Supplied text
○ ○ ○
Rescuers of Jews

Saunoris Jonas

Jocheved Čartokaitė–Inčiūrienė’s Testimony

I was born on 10 February 1924 in Kaunas in a family of future teachers. I went to a Jewish Gymnasium in Maironis Street where the school subjects were taught in Lithuanian. We lived in Flat 5 of Laisvės Avenue 22, a house located in the backyard of the Capitol Cinema. After the soviet invasion in 1940, our school was merged with the Jesuit Gymnasium and it was called Secondary School No 9. I joined its class 10b.
When the Germans occupied Kaunas on 23 June 1941, my mother, sister, and I decided to flee from the Germans to Russia. We took the road to Daugavpils. However, when we reached Belvedere on the third day of our walk Wehrmacht forces caught up with us and then left us behind. My mother was unaccustomed to such hikes and her feet were badly hurt. She could walk no further. We knocked on the first random farm door on our way and asked for shelter. We were heartily received. The hostess dined and slept us and treated my mother's feet with lard and other ointments. A couple of days later my mother could walk again and without any further ado we headed back for Kaunas. We safely reached the house of my grandparents at Laisvės Avenue 45. Our own apartment at Laisvės Avenue 22a-5 had already been occupied by Wehrmacht soldiers.
All nationalized houses were returned to their owners. However, Jews did not get anything back and they were all fired from their jobs.
○ ○ ○
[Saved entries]
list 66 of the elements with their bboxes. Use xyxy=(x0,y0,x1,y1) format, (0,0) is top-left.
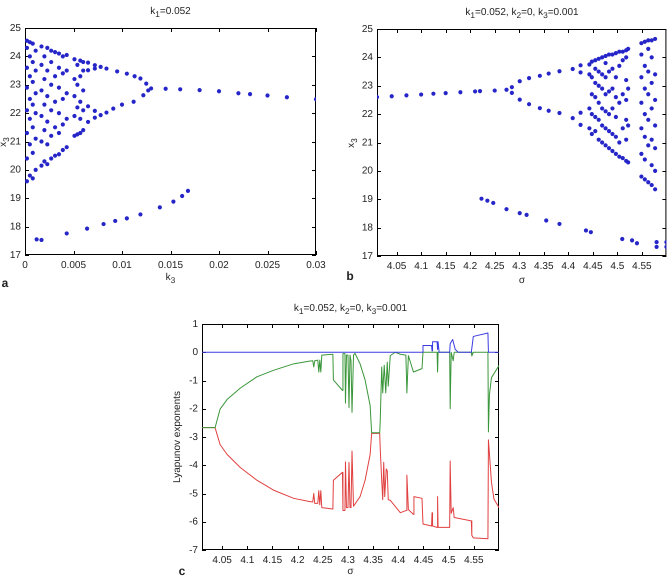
x-tick-label: 4.45 xyxy=(414,554,434,566)
y-tick-label: 24 xyxy=(10,51,22,62)
y-tick-label: 21 xyxy=(362,137,374,148)
y-tick-label: -2 xyxy=(189,404,198,414)
x-tick-label: 4.3 xyxy=(512,260,527,272)
x-axis-title: k$_{3}$ xyxy=(166,272,176,286)
x-tick-label: 4.5 xyxy=(442,554,456,566)
x-tick-label: 4.1 xyxy=(240,554,255,566)
y-tick-label: 0 xyxy=(192,347,198,358)
x-tick-label: 4.5 xyxy=(610,260,625,272)
y-tick-label: 25 xyxy=(10,22,22,34)
x-tick-label: 4.1 xyxy=(414,260,429,272)
chart-title: k$_{1}$=0.052, k$_{2}$=0, k$_{3}$=0.001 xyxy=(465,7,579,21)
x-tick-label: 0.005 xyxy=(60,260,86,271)
y-tick-label: 19 xyxy=(362,194,374,205)
x-tick-label: 4.35 xyxy=(363,554,384,566)
y-tick-label: -5 xyxy=(189,488,198,500)
x-tick-label: 4.55 xyxy=(464,554,484,566)
y-axis-title: Lyapunov exponents xyxy=(172,391,184,483)
y-tick-label: 23 xyxy=(10,80,22,90)
x-tick-label: 4.05 xyxy=(212,554,232,566)
x-tick-label: 0.03 xyxy=(306,260,326,271)
x-tick-label: 0.02 xyxy=(209,260,230,271)
x-tick-label: 0 xyxy=(22,260,28,271)
x-tick-label: 4.15 xyxy=(436,260,456,272)
chart-title: k$_{1}$=0.052, k$_{2}$=0, k$_{3}$=0.001 xyxy=(294,303,408,317)
y-tick-label: 25 xyxy=(362,24,374,35)
x-tick-label: 4.25 xyxy=(313,554,333,566)
x-tick-label: 4.4 xyxy=(561,260,576,272)
y-tick-label: 23 xyxy=(362,80,374,92)
x-axis-title: σ xyxy=(518,275,526,287)
y-tick-label: 20 xyxy=(10,164,22,176)
x-tick-label: 4.55 xyxy=(632,260,652,272)
chart-title: k$_{1}$=0.052 xyxy=(150,6,191,20)
x-tick-label: 4.15 xyxy=(262,554,283,566)
y-tick-label: 21 xyxy=(10,136,22,148)
x-tick-label: 4.2 xyxy=(463,260,478,272)
y-tick-label: 24 xyxy=(362,52,374,64)
x-tick-label: 0.025 xyxy=(254,260,280,271)
y-tick-label: 22 xyxy=(10,108,22,119)
y-tick-label: -3 xyxy=(189,432,198,443)
y-tick-label: 17 xyxy=(10,250,22,261)
x-tick-label: 0.01 xyxy=(112,260,132,271)
x-tick-label: 4.45 xyxy=(583,260,603,272)
y-tick-label: -7 xyxy=(189,544,198,556)
x-tick-label: 4.35 xyxy=(534,260,554,272)
y-tick-label: 1 xyxy=(192,318,198,330)
text: a xyxy=(2,276,8,290)
y-tick-label: 18 xyxy=(10,221,22,232)
y-tick-label: -6 xyxy=(189,516,198,528)
y-tick-label: -4 xyxy=(189,460,198,471)
y-tick-label: 20 xyxy=(362,166,374,177)
x-tick-label: 4.3 xyxy=(341,554,356,566)
y-tick-label: 22 xyxy=(362,108,374,120)
y-tick-label: 19 xyxy=(10,193,22,204)
x-tick-label: 4.05 xyxy=(386,260,407,272)
x-tick-label: 4.4 xyxy=(391,554,406,566)
y-tick-label: 17 xyxy=(362,250,374,262)
text: c xyxy=(178,564,186,578)
x-axis-title: σ xyxy=(347,566,354,578)
text: b xyxy=(346,269,354,283)
x-tick-label: 4.25 xyxy=(484,260,505,272)
x-tick-label: 4.2 xyxy=(290,554,306,566)
y-tick-label: -1 xyxy=(189,375,198,386)
x-tick-label: 0.015 xyxy=(158,260,184,271)
y-tick-label: 18 xyxy=(362,222,374,234)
○ ○ ○
Answer from the testimony:
1. On what date was the narrator born?
2. On which day of their walk did the narrator's family reach Belvedere?
3. At what address was the house of the narrator's grandparents?
Rely only on the testimony, not on the data.

Output of the exercise
1. 10 February 1924
2. The third day
3. Laisvės Avenue 45